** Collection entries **
● ● ● ● ● ● ●

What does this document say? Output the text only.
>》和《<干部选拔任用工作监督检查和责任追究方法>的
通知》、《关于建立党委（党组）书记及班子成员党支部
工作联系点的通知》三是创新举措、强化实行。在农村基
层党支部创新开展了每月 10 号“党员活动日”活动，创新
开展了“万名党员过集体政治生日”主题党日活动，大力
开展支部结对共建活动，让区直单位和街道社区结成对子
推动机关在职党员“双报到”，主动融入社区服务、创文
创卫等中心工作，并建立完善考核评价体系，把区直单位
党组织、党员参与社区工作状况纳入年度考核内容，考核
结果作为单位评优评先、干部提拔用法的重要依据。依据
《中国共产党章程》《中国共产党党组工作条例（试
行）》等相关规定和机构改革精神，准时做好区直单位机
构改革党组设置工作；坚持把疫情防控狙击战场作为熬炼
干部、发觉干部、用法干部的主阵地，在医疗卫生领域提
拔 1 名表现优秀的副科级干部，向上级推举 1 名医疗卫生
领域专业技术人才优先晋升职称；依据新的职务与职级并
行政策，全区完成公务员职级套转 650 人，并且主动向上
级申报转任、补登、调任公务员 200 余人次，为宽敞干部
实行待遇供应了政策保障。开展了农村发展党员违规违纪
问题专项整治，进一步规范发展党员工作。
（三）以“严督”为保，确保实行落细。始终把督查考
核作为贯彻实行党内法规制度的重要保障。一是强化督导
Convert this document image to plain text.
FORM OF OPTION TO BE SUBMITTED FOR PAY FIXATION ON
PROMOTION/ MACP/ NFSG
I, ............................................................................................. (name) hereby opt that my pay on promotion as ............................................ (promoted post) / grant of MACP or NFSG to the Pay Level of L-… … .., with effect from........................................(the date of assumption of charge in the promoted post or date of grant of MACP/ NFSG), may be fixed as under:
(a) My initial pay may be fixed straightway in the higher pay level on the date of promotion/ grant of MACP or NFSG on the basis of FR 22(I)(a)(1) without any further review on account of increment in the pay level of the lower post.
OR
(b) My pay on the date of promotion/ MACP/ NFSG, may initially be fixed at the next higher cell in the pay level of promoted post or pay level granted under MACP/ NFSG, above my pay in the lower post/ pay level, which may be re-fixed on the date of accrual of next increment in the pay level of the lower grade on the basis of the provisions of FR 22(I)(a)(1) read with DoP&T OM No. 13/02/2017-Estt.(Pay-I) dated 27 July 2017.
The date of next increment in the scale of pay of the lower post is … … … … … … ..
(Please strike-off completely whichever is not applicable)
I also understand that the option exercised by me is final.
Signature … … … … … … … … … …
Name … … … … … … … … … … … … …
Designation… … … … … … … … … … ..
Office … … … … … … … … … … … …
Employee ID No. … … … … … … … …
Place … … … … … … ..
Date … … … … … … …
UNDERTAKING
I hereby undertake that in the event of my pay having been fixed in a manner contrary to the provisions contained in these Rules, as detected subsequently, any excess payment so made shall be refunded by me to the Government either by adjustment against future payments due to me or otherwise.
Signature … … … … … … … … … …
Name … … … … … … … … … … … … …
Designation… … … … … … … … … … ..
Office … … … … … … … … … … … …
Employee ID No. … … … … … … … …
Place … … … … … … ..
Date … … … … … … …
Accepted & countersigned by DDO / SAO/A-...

● ● ● ● ● ● ●

Work out how many lines of the data above hold the word "promoted", and write only the count.

2